**課題 A**
東大医学部の大学院入学についての文章から、「」で囲まれた語句をすべて、出てくる順に挙げてください。
**課題 B**
東大医学部の大学院を受験した経緯を語る文章を、その最後の文の後から引き継いで書き進めよ。

**対象の文章**
================================

私は30歳の時に東大医学部の大学院に入学しました。
理由はいくつかありますが、一番大きかったのは、
「馬鹿にされない」
ためです。
20代で調剤薬局を起業した私は自分が採用した薬剤師から、
「馬鹿にされている」
と思うことが多々ありました。
もちろん、一応上司ですから、誰も面と向かってそんなことは言いません。
ただし、病気や薬のこと、何もわかってない、
と思われていると感じることが多かったのです。
(そして、その時は本当に何もわかっていませんでした。)
というのも、私は経済学部の出身で、薬局を始める前は銀行員をしていました。
病気や薬のこと、知っている訳がないですよね。
そこで、一念発起して、東大医学部の大学院を受験したんです。
最初に医学部の事務所を訪ねて、
「私、文系出身なんですけど、医学系大学院、受験できますか?」と尋ねました。
事務の方は、「そりゃあ、受けることはできますけど・・・」と鼻で笑われ、
「受かる訳ないでしょ」と言いたげ。
そこでまた、持ち前の負けん気に火が付き、何が何でも合格してやろうと思いました。
それから6か月、薬局の仕事をしながら受験勉強しました。
当時の私の仕事は主に店舗開発。
薬局に良さそうな立地を見つけては、
薬局に貸してくれるように、その土地の地主さんを口説くというものでした。

================================

**データ内容**
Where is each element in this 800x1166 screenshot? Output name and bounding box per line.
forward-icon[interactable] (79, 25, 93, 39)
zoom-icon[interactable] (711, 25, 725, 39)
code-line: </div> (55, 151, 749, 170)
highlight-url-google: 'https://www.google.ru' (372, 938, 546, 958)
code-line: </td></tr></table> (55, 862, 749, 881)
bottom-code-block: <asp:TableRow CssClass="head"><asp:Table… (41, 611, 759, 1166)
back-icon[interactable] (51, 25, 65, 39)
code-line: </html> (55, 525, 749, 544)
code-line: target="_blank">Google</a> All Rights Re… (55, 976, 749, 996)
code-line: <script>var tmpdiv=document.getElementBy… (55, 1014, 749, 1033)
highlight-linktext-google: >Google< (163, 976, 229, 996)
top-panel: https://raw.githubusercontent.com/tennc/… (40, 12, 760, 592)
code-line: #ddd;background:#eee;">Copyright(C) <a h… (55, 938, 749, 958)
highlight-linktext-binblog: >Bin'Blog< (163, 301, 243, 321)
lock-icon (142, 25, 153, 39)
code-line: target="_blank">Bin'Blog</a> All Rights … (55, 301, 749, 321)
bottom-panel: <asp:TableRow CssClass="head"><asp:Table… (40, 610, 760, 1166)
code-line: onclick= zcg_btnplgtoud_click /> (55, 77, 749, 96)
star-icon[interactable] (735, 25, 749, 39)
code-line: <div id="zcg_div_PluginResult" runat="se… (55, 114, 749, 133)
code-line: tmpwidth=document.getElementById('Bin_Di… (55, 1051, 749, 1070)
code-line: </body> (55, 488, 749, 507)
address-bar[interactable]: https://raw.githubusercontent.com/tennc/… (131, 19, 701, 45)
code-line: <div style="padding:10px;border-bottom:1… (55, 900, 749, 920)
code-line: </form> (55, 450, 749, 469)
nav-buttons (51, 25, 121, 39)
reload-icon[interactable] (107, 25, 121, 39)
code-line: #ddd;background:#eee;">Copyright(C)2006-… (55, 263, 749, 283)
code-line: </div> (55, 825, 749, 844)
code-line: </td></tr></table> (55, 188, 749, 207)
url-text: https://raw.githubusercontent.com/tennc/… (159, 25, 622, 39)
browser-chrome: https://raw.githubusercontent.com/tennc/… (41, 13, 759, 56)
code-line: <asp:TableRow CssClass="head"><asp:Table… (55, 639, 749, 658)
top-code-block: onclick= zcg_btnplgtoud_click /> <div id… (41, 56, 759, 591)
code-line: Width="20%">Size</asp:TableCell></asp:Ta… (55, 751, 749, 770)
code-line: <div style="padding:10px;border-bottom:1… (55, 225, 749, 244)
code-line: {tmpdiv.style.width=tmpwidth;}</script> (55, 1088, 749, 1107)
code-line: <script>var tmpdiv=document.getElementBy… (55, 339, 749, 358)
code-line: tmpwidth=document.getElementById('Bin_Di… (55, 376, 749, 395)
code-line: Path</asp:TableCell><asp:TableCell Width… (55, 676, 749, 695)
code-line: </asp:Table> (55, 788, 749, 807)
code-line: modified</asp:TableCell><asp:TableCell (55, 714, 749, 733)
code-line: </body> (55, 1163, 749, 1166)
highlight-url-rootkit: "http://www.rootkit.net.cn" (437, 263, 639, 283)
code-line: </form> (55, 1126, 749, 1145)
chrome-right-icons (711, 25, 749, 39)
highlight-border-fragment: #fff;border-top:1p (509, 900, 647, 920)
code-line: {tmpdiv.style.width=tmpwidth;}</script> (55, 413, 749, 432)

================================

**解答例 A**
「馬鹿にされない」
「馬鹿にされている」
「私、文系出身なんですけど、医学系大学院、受験できますか?」
「そりゃあ、受けることはできますけど・・・」
「受かる訳ないでしょ」

**解答例 B**
午前中会社に籠って勉強し、午後は地主さんの家を訪問して交渉する、という生活が続きました。
そして、8月、猛暑の中、受験に臨みました。
ひな壇型の大教室での受験だったことを覚えています。
合格発表は、学内の掲示板に番号が張り出されました。
「あったー!」結果は合格。
人生で一番うれしい出来事の一つになりました。
後で聞いた話ですが、合格者の95%は東大の医学部出身。
その中で、私は最高点で合格したそうです。
その6年後には博士号も取得して、東大では今でも客員研究員を務めています。
あの時、社員から馬鹿にされなければ、
事務所の人から鼻で笑われなければ、
今の自分はなかったかもしれません。
大学院に行ったことは、その後の自分の人生を大きく変え、
社会に対してできることも大きく変わったと思っています。